__Exercice proposé__
Reprenez l'article consacré à Jean Dujardin et à l'École normale de Douai, et poursuivez-le à partir de sa dernière phrase.

__Extrait cité__
═══
La première pierre de l’École normale de Douai rue d'Arras a été posée il y a 150 ans. Toute une histoire... Jean Dujardin, le doyen des anciens normaliens de Douai raconte son vécu

 

Comment Jean Dujardin, fils d’ouvrier, s’est bâti une carrière d’instituteur, en entrant à l’École normale de Douai

Le 30 mars, l’Amicale des Anciens élèves de l’École normale de Douai va célébrer les 150 ans de la pose de la première pierre de cette vénérable institution. Doyen de l’assemblée, l’ancien normalien Jean Dujardin, 93 ans, égraine ses souvenirs.

Robuste comme un chêne, Jean Dujardin, 93 ans, se porte comme un charme. « Quand je tonds la pelouse, je me ménage quand même deux ou trois pauses », avoue-t-il, avant de rembobiner le film de sa carrière d’enseignant, avec pédagogie et le sens de la formule. Une carrière loin d’être toute tracée pour ce fils d’ouvrier.
═══
__Lignes__
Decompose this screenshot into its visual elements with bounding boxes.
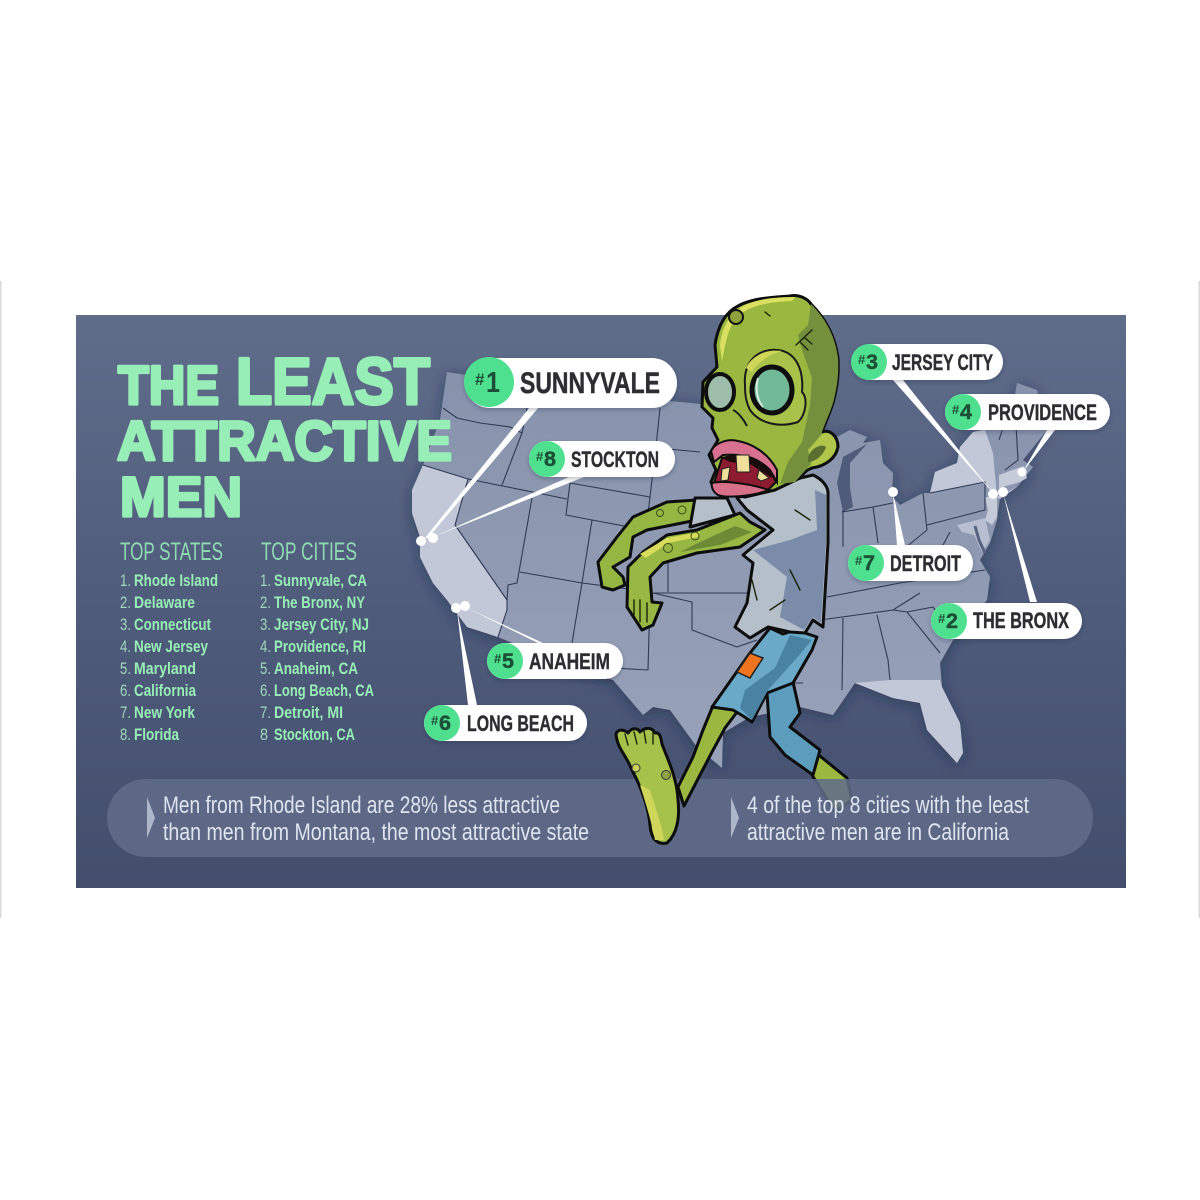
label: #5 Anaheim: ANAHEIM: [529, 649, 610, 674]
label: #8 Stockton: #: [536, 449, 544, 464]
list: top cities: Detroit, MI: [274, 703, 343, 722]
label: #8 Stockton: STOCKTON: [571, 447, 659, 472]
far sleeve cuff: [690, 498, 735, 527]
zombie far leg behind the footer: [812, 752, 852, 812]
list: top states: New Jersey: [134, 637, 208, 656]
list: top cities: Stockton, CA: [274, 725, 355, 744]
list: top cities: Long Beach, CA: [274, 681, 374, 700]
label: #7 Detroit: 7: [863, 552, 875, 575]
list: top cities: Jersey City, NJ: [274, 615, 369, 634]
list: top cities: 8: [260, 725, 268, 744]
label: #7 Detroit: [848, 545, 973, 581]
list: top cities: 5.: [260, 659, 271, 678]
zombie near foot: [616, 728, 679, 843]
label: #1 Sunnyvale: 1: [486, 367, 500, 399]
state: New Jersey: [985, 497, 997, 525]
label: #5 Anaheim: [487, 643, 623, 679]
mouth: [714, 453, 776, 490]
upper lip: [711, 440, 777, 482]
label: #4 Providence: PROVIDENCE: [988, 400, 1097, 425]
list: top states: 1.: [120, 571, 131, 590]
label: #3 Jersey City: 3: [866, 351, 878, 374]
label: #5 Anaheim: #: [494, 651, 502, 666]
ear: [808, 433, 836, 466]
footer fact: California: 4 of the top 8 cities with the least: [747, 792, 1029, 819]
label: #1 Sunnyvale: [464, 357, 677, 408]
zombie far leg jeans: [767, 682, 820, 775]
state: Maryland and Delaware: [957, 518, 990, 552]
zombie shirt: [690, 475, 828, 638]
list: top states: 4.: [120, 637, 131, 656]
list: top cities: Sunnyvale, CA: [274, 571, 367, 590]
list: top cities: 3.: [260, 615, 271, 634]
label: #3 Jersey City: [851, 344, 1003, 380]
left eye: [706, 374, 734, 410]
state: New York: [930, 430, 1017, 499]
footer fact: Rhode Island: Men from Rhode Island are 28% less attractive: [163, 792, 560, 819]
label: #2 The Bronx: THE BRONX: [973, 608, 1069, 633]
label: #4 Providence: #: [952, 402, 960, 417]
list: top cities: 6.: [260, 681, 271, 700]
brow: [746, 351, 782, 372]
label: #5 Anaheim: 5: [502, 650, 514, 673]
list: top states: 6.: [120, 681, 131, 700]
label: #6 Long Beach: [424, 705, 587, 741]
label: #4 Providence: [945, 394, 1110, 430]
label: #7 Detroit: DETROIT: [890, 551, 961, 576]
map: United States: [412, 372, 1047, 768]
label: #7 Detroit: #: [855, 553, 863, 568]
label: #8 Stockton: [529, 441, 675, 477]
connectors and city dots: [416, 380, 1055, 705]
list: top states: [120, 538, 223, 744]
jeans patch: [737, 653, 763, 678]
state: California: [412, 465, 507, 637]
title: THE: [118, 354, 219, 416]
list: top states: Rhode Island: [134, 571, 218, 590]
label: #2 The Bronx: 2: [946, 610, 958, 633]
list: top states: 2.: [120, 593, 131, 612]
zombie near arm: [627, 513, 765, 630]
label: #3 Jersey City: JERSEY CITY: [892, 350, 993, 375]
label: #3 Jersey City: #: [858, 352, 866, 367]
footer fact: Rhode Island: than men from Montana, the most attractive state: [163, 819, 589, 846]
zombie near leg jeans: [712, 628, 817, 722]
list: top states: 8.: [120, 725, 131, 744]
footer fact: California: attractive men are in California: [747, 819, 1010, 846]
forehead highlight: [720, 297, 795, 362]
label: #4 Providence: 4: [960, 401, 972, 424]
list: top states: California: [134, 681, 196, 700]
list: top states: TOP STATES: [120, 538, 223, 566]
title: MEN: [120, 465, 242, 528]
list: top states: Delaware: [134, 593, 195, 612]
list: top cities: [260, 538, 374, 744]
state: Connecticut and Rhode Island: [999, 466, 1027, 488]
zombie illustration: [598, 295, 838, 843]
list: top states: Connecticut: [134, 615, 211, 634]
right eye socket: [745, 350, 805, 425]
lower lip: [712, 482, 769, 497]
list: top cities: TOP CITIES: [261, 538, 357, 566]
label: #6 Long Beach: #: [431, 713, 439, 728]
footer fact: California: [731, 792, 1029, 846]
list: top states: 7.: [120, 703, 131, 722]
title: [117, 344, 452, 528]
list: top states: New York: [134, 703, 195, 722]
label: #2 The Bronx: [931, 603, 1082, 639]
list: top cities: 1.: [260, 571, 271, 590]
label: #2 The Bronx: #: [938, 611, 946, 626]
teeth: [721, 455, 769, 481]
shirt shadow: [753, 490, 826, 630]
label: #1 Sunnyvale: SUNNYVALE: [520, 367, 660, 400]
label: #6 Long Beach: 6: [439, 712, 451, 735]
head bump: [729, 310, 743, 324]
footer pill: [107, 779, 1093, 857]
nose: [733, 410, 747, 426]
list: top states: Maryland: [134, 659, 196, 678]
footer fact: Rhode Island: [147, 792, 589, 846]
list: top cities: The Bronx, NY: [274, 593, 366, 612]
title: ATTRACTIVE: [117, 409, 452, 472]
list: top cities: Providence, RI: [274, 637, 366, 656]
zombie far arm: [598, 500, 697, 590]
title: LEAST: [236, 344, 430, 418]
state: Florida: [855, 680, 963, 763]
page edge lines: [0, 281, 1200, 918]
state borders: [423, 385, 1018, 690]
list: top states: 3.: [120, 615, 131, 634]
Chesapeake Bay: [975, 526, 985, 553]
list: top cities: 2.: [260, 593, 271, 612]
list: top cities: 4.: [260, 637, 271, 656]
label: #6 Long Beach: LONG BEACH: [467, 711, 574, 736]
zombie far lower leg: [678, 703, 737, 806]
label: #8 Stockton: 8: [544, 448, 556, 471]
Lake Michigan cutout: [837, 444, 867, 512]
label: #1 Sunnyvale: #: [475, 370, 485, 389]
list: top states: Florida: [134, 725, 179, 744]
list: top states: 5.: [120, 659, 131, 678]
head shadow: [780, 304, 838, 484]
list: top cities: 7.: [260, 703, 271, 722]
right eye: [752, 367, 792, 413]
zombie head: [702, 295, 838, 497]
panel: background: [76, 315, 1126, 888]
list: top cities: Anaheim, CA: [274, 659, 358, 678]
═══
__Bonne réponse__
« Entre à l’École normale, c’est gratuit », lui intime Maurice, son père. Simple ouvrier, il n’avait pas les moyens de payer à son fils les études d’architecte dont il rêvait. Bac en poche, le jeune homme intègre l’École normale en 1948. Commencent alors quatre ans d’études dans des conditions draconiennes. Chemise cravate de rigueur et lever à 6 heures pour les corvées de ménage. Il se souvient : « En automne, les camarades affectés au ramassage des feuilles tombées des arbres ne rigolaient pas ! » Puis il enchaînait les cours, jusqu’à l’extinction des feux à 22 heures.



Faire le mur pour retrouver une copine

Malgré tout, les jeunes garçons savaient se trouver des distractions. À côté, il y avait l’école des filles. « Pour la Saint-Nicolas, on recevait les filles pour un repas et un bal. À mi-février, nous fêtions la sainte-moitié (!), c’est-à-dire la moitié de l’année scolaire », raconte Jean Dujardin, le sourire aux lèvres en évoquant des camarades faisant le mur pour aller retrouver une copine. Des militaires logés dans la caserne voisine faisaient de même. Un jour, le mur d’enceinte a été rehaussé d’un grillage de façon à empêcher toute tentative « d’invasion ».


Titulaire du certificat de fin d’études normales (CFEN), sixième de sa promotion sur 80 diplômés, Jean Dujardin est nommé pour enseigner à l’école de la Sucrerie à Sin-le-Noble. Il est aujourd’hui le doyen de l’amicale des anciens élèves de l’école normale de Douai*.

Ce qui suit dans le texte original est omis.